[Written instruction]
Extract the full set of records that follows, word for word.

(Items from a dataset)
■ ■ ■ ■

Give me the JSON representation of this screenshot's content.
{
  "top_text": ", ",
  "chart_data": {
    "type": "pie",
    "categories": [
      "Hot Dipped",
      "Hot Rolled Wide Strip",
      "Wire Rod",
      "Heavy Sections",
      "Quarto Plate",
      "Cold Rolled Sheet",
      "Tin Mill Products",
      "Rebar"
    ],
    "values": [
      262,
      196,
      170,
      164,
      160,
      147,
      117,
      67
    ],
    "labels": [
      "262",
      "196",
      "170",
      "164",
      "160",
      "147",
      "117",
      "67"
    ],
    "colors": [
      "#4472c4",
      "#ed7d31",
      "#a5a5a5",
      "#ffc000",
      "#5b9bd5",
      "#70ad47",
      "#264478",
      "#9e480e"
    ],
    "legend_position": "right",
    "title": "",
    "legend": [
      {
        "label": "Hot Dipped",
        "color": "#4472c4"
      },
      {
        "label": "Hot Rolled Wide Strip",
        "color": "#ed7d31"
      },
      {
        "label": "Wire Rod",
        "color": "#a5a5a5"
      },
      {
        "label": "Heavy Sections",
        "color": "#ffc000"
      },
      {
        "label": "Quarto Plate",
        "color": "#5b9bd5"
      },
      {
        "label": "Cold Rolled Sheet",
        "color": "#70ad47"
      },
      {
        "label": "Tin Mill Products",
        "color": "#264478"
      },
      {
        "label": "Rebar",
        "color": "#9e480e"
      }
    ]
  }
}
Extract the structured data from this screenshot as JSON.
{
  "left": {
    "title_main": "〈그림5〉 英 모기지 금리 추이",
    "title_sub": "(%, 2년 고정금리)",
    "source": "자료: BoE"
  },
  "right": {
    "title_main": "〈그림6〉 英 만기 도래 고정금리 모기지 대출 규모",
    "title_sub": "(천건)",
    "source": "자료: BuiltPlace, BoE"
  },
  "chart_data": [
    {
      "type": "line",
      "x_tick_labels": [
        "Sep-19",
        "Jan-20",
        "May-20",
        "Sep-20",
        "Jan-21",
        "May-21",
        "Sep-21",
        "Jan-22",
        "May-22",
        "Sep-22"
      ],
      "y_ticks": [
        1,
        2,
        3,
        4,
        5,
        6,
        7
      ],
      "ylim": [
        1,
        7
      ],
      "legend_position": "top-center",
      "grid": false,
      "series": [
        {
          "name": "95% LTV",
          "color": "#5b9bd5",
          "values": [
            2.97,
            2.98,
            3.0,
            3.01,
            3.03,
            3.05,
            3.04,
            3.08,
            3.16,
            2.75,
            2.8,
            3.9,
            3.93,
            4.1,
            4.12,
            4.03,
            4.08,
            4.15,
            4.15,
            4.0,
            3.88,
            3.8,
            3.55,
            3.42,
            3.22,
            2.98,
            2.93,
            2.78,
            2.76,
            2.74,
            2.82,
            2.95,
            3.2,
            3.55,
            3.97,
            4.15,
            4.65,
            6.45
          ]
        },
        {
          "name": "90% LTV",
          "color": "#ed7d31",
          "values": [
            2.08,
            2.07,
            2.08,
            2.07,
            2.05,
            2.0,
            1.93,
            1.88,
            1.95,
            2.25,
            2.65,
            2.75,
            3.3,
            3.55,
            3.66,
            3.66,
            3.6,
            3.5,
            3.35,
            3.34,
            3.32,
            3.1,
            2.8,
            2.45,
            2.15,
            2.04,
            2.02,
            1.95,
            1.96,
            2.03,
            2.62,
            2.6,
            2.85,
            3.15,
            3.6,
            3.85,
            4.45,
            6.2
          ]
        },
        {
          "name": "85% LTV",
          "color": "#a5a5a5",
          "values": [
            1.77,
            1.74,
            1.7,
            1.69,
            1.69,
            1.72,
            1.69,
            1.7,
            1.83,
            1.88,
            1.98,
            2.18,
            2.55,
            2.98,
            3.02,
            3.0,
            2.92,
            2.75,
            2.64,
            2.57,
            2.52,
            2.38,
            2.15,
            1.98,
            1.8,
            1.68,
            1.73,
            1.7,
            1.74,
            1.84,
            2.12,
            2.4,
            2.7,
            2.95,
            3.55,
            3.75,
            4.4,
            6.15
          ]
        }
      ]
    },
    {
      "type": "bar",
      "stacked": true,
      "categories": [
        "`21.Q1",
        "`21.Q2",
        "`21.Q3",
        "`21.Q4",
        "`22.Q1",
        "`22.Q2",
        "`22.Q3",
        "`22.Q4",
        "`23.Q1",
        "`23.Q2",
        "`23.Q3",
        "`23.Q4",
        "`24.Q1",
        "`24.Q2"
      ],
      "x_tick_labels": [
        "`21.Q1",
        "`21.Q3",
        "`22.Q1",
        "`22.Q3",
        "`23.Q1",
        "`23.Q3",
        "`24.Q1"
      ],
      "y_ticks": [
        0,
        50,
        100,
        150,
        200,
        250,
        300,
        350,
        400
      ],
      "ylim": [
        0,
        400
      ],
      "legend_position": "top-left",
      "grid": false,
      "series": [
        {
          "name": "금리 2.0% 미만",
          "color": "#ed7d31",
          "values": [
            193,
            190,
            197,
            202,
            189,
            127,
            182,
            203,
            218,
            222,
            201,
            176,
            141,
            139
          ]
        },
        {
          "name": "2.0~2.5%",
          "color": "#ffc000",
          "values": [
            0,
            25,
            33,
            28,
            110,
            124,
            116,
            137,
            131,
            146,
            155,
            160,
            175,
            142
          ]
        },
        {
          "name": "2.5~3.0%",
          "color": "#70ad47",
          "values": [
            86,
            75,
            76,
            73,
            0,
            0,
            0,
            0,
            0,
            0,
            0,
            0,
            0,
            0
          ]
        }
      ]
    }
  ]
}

■ ■ ■ ■

[Response for this exercise]
Give me the JSON representation of this screenshot's content.
{
  "top_text": ", ",
  "chart_data": {
    "type": "pie",
    "categories": [
      "Hot Dipped",
      "Hot Rolled Wide Strip",
      "Wire Rod",
      "Heavy Sections",
      "Quarto Plate",
      "Cold Rolled Sheet",
      "Tin Mill Products",
      "Rebar"
    ],
    "values": [
      262,
      196,
      170,
      164,
      160,
      147,
      117,
      67
    ],
    "labels": [
      "262",
      "196",
      "170",
      "164",
      "160",
      "147",
      "117",
      "67"
    ],
    "colors": [
      "#4472c4",
      "#ed7d31",
      "#a5a5a5",
      "#ffc000",
      "#5b9bd5",
      "#70ad47",
      "#264478",
      "#9e480e"
    ],
    "legend_position": "right",
    "title": "",
    "legend": [
      {
        "label": "Hot Dipped",
        "color": "#4472c4"
      },
      {
        "label": "Hot Rolled Wide Strip",
        "color": "#ed7d31"
      },
      {
        "label": "Wire Rod",
        "color": "#a5a5a5"
      },
      {
        "label": "Heavy Sections",
        "color": "#ffc000"
      },
      {
        "label": "Quarto Plate",
        "color": "#5b9bd5"
      },
      {
        "label": "Cold Rolled Sheet",
        "color": "#70ad47"
      },
      {
        "label": "Tin Mill Products",
        "color": "#264478"
      },
      {
        "label": "Rebar",
        "color": "#9e480e"
      }
    ]
  }
}
Extract the structured data from this screenshot as JSON.
{
  "left": {
    "title_main": "〈그림5〉 英 모기지 금리 추이",
    "title_sub": "(%, 2년 고정금리)",
    "source": "자료: BoE"
  },
  "right": {
    "title_main": "〈그림6〉 英 만기 도래 고정금리 모기지 대출 규모",
    "title_sub": "(천건)",
    "source": "자료: BuiltPlace, BoE"
  },
  "chart_data": [
    {
      "type": "line",
      "x_tick_labels": [
        "Sep-19",
        "Jan-20",
        "May-20",
        "Sep-20",
        "Jan-21",
        "May-21",
        "Sep-21",
        "Jan-22",
        "May-22",
        "Sep-22"
      ],
      "y_ticks": [
        1,
        2,
        3,
        4,
        5,
        6,
        7
      ],
      "ylim": [
        1,
        7
      ],
      "legend_position": "top-center",
      "grid": false,
      "series": [
        {
          "name": "95% LTV",
          "color": "#5b9bd5",
          "values": [
            2.97,
            2.98,
            3.0,
            3.01,
            3.03,
            3.05,
            3.04,
            3.08,
            3.16,
            2.75,
            2.8,
            3.9,
            3.93,
            4.1,
            4.12,
            4.03,
            4.08,
            4.15,
            4.15,
            4.0,
            3.88,
            3.8,
            3.55,
            3.42,
            3.22,
            2.98,
            2.93,
            2.78,
            2.76,
            2.74,
            2.82,
            2.95,
            3.2,
            3.55,
            3.97,
            4.15,
            4.65,
            6.45
          ]
        },
        {
          "name": "90% LTV",
          "color": "#ed7d31",
          "values": [
            2.08,
            2.07,
            2.08,
            2.07,
            2.05,
            2.0,
            1.93,
            1.88,
            1.95,
            2.25,
            2.65,
            2.75,
            3.3,
            3.55,
            3.66,
            3.66,
            3.6,
            3.5,
            3.35,
            3.34,
            3.32,
            3.1,
            2.8,
            2.45,
            2.15,
            2.04,
            2.02,
            1.95,
            1.96,
            2.03,
            2.62,
            2.6,
            2.85,
            3.15,
            3.6,
            3.85,
            4.45,
            6.2
          ]
        },
        {
          "name": "85% LTV",
          "color": "#a5a5a5",
          "values": [
            1.77,
            1.74,
            1.7,
            1.69,
            1.69,
            1.72,
            1.69,
            1.7,
            1.83,
            1.88,
            1.98,
            2.18,
            2.55,
            2.98,
            3.02,
            3.0,
            2.92,
            2.75,
            2.64,
            2.57,
            2.52,
            2.38,
            2.15,
            1.98,
            1.8,
            1.68,
            1.73,
            1.7,
            1.74,
            1.84,
            2.12,
            2.4,
            2.7,
            2.95,
            3.55,
            3.75,
            4.4,
            6.15
          ]
        }
      ]
    },
    {
      "type": "bar",
      "stacked": true,
      "categories": [
        "`21.Q1",
        "`21.Q2",
        "`21.Q3",
        "`21.Q4",
        "`22.Q1",
        "`22.Q2",
        "`22.Q3",
        "`22.Q4",
        "`23.Q1",
        "`23.Q2",
        "`23.Q3",
        "`23.Q4",
        "`24.Q1",
        "`24.Q2"
      ],
      "x_tick_labels": [
        "`21.Q1",
        "`21.Q3",
        "`22.Q1",
        "`22.Q3",
        "`23.Q1",
        "`23.Q3",
        "`24.Q1"
      ],
      "y_ticks": [
        0,
        50,
        100,
        150,
        200,
        250,
        300,
        350,
        400
      ],
      "ylim": [
        0,
        400
      ],
      "legend_position": "top-left",
      "grid": false,
      "series": [
        {
          "name": "금리 2.0% 미만",
          "color": "#ed7d31",
          "values": [
            193,
            190,
            197,
            202,
            189,
            127,
            182,
            203,
            218,
            222,
            201,
            176,
            141,
            139
          ]
        },
        {
          "name": "2.0~2.5%",
          "color": "#ffc000",
          "values": [
            0,
            25,
            33,
            28,
            110,
            124,
            116,
            137,
            131,
            146,
            155,
            160,
            175,
            142
          ]
        },
        {
          "name": "2.5~3.0%",
          "color": "#70ad47",
          "values": [
            86,
            75,
            76,
            73,
            0,
            0,
            0,
            0,
            0,
            0,
            0,
            0,
            0,
            0
          ]
        }
      ]
    }
  ]
}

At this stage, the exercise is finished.